From the entries below, gather each line containing the word "index".

— start PROVIDED ENTRIES —

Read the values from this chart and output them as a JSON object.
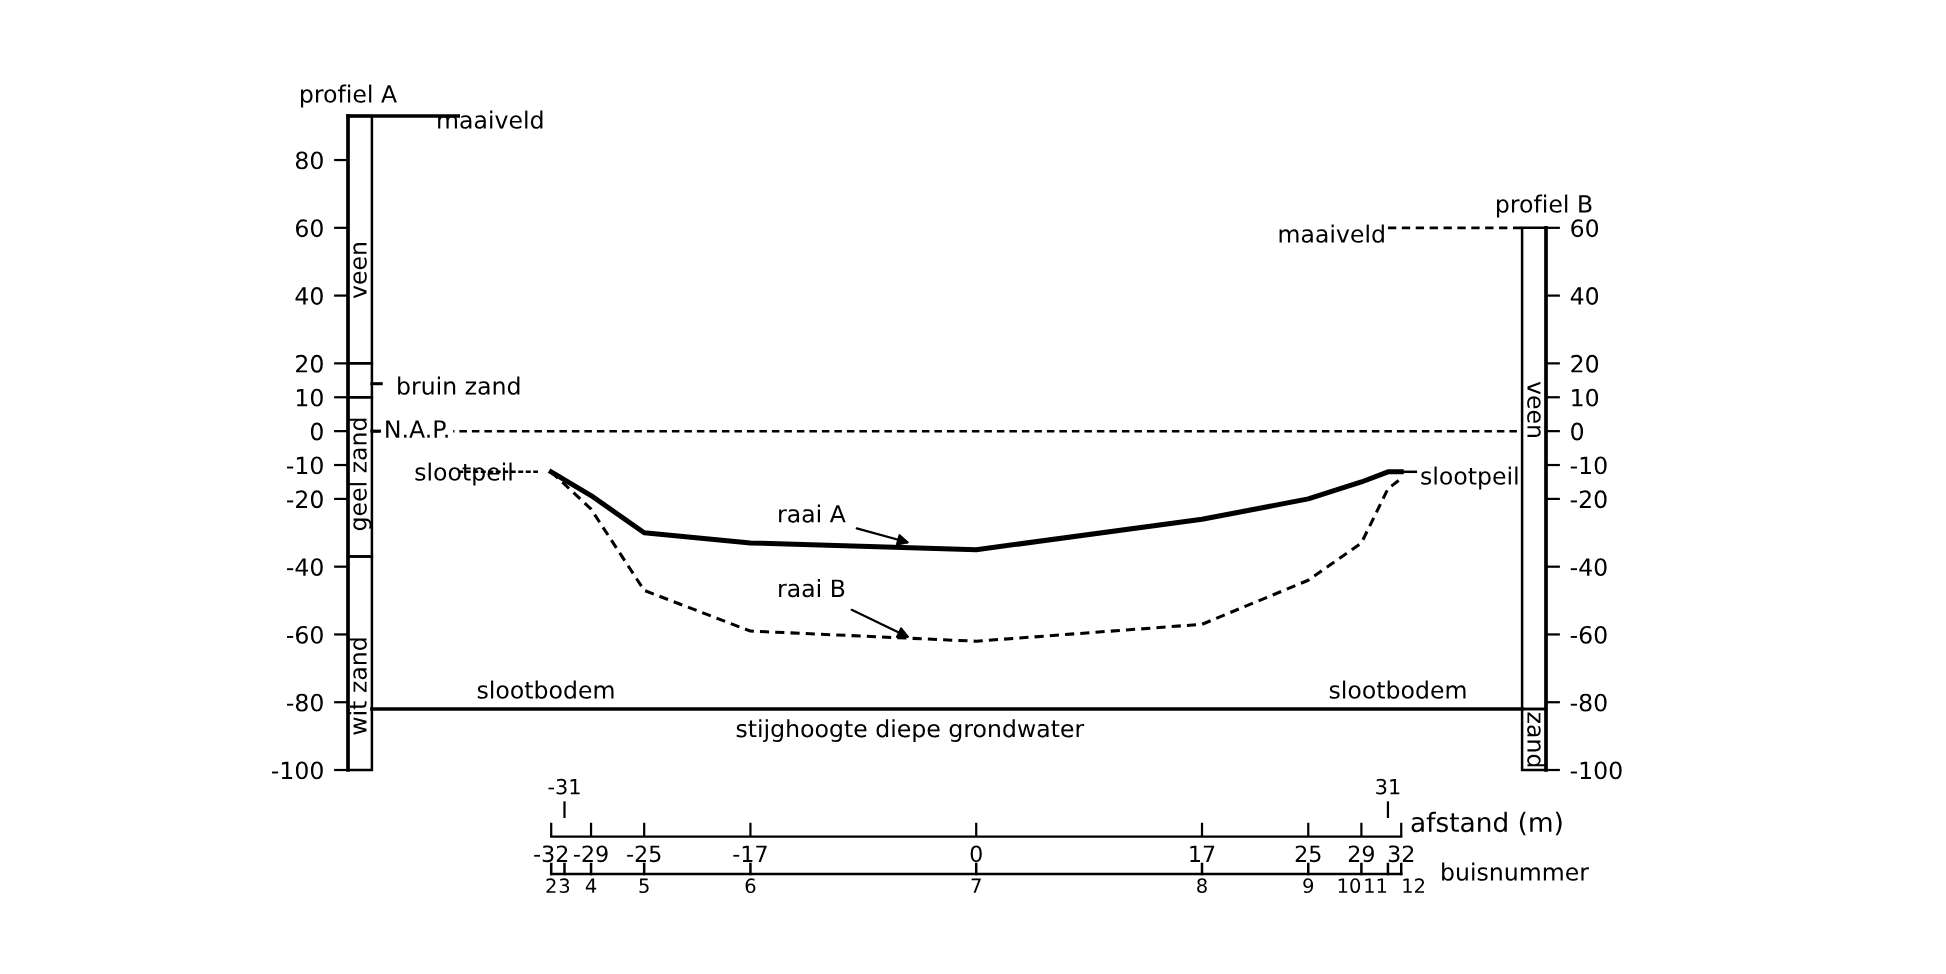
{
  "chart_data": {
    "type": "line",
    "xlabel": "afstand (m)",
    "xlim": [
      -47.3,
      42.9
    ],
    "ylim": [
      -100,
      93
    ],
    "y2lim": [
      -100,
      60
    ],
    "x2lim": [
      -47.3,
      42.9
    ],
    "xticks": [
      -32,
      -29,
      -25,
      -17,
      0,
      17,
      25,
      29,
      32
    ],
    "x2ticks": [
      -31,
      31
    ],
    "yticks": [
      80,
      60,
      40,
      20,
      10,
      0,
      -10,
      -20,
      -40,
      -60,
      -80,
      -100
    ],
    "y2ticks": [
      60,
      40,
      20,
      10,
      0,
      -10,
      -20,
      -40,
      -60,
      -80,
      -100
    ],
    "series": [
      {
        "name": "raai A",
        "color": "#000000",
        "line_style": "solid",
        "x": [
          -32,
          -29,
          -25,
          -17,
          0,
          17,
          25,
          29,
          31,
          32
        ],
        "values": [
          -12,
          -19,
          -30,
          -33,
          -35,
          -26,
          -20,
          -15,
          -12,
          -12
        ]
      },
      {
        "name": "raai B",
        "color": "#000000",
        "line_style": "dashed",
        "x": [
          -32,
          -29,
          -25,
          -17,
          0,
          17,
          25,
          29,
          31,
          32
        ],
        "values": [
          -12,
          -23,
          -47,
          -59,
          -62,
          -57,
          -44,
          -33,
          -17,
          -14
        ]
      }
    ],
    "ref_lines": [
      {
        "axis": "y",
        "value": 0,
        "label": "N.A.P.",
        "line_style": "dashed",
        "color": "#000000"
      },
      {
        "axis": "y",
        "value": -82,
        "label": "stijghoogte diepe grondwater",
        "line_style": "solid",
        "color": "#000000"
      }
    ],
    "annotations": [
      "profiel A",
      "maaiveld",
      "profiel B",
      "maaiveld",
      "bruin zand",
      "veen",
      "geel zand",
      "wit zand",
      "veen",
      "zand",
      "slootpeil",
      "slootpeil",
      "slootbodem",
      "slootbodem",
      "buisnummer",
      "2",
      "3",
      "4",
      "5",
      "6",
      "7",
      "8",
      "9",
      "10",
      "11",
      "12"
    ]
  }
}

— end PROVIDED ENTRIES —
— start PROVIDED ENTRIES —

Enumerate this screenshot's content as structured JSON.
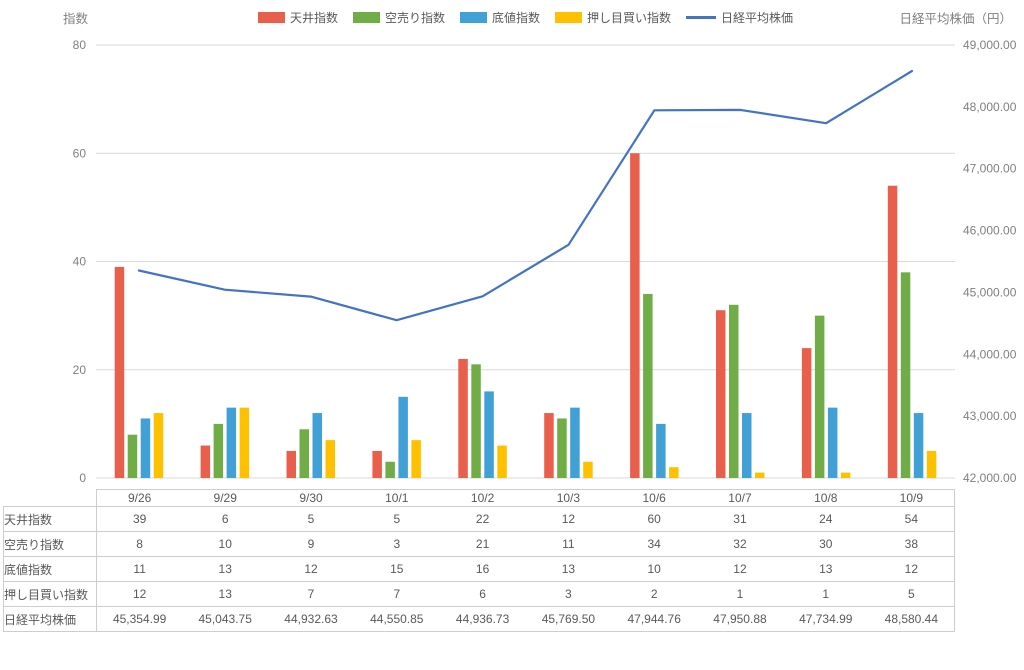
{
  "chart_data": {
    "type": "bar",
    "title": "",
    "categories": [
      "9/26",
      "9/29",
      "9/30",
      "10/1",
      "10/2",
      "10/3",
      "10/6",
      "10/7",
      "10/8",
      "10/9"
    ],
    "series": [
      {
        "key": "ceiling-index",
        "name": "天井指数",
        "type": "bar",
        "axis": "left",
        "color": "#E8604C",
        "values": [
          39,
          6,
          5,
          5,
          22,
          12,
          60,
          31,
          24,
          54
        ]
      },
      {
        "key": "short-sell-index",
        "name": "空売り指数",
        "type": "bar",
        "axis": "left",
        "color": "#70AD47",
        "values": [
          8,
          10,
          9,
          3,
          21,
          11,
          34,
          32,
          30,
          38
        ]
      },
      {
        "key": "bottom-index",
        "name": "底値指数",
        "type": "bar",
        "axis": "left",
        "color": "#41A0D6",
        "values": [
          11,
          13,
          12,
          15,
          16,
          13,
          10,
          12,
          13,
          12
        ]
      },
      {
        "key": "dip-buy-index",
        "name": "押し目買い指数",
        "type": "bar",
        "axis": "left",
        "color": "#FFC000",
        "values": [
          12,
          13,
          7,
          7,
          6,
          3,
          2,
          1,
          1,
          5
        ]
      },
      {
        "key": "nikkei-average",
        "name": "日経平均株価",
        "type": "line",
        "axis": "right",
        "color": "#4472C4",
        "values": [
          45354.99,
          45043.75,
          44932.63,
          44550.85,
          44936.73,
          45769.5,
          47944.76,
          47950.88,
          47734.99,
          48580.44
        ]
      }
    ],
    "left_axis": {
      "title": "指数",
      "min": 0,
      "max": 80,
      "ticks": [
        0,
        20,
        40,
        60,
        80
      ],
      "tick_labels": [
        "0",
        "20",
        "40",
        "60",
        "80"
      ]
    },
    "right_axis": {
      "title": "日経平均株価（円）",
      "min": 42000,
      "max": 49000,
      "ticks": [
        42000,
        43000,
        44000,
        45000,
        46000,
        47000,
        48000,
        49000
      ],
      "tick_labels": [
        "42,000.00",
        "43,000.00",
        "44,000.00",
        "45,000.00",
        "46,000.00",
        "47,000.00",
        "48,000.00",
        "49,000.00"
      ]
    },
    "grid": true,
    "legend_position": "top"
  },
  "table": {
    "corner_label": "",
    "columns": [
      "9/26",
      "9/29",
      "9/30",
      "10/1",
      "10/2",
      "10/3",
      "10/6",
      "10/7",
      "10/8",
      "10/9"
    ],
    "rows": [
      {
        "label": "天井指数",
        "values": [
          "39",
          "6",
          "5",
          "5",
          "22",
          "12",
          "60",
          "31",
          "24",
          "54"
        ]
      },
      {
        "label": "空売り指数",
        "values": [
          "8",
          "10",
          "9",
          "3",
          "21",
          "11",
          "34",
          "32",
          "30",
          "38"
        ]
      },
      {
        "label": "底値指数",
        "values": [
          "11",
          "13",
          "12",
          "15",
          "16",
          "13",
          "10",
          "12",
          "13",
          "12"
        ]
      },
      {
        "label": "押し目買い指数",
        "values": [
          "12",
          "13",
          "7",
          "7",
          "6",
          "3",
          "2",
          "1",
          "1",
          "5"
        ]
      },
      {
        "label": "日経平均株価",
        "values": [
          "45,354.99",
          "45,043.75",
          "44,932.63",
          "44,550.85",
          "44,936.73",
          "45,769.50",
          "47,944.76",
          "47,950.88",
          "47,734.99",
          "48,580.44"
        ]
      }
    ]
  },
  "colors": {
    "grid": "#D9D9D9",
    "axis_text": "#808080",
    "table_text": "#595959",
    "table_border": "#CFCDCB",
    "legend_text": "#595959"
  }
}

— end PROVIDED ENTRIES —

■ SOLVED PROBLEM:
        "key": "ceiling-index",
        "key": "short-sell-index",
        "key": "bottom-index",
        "key": "dip-buy-index",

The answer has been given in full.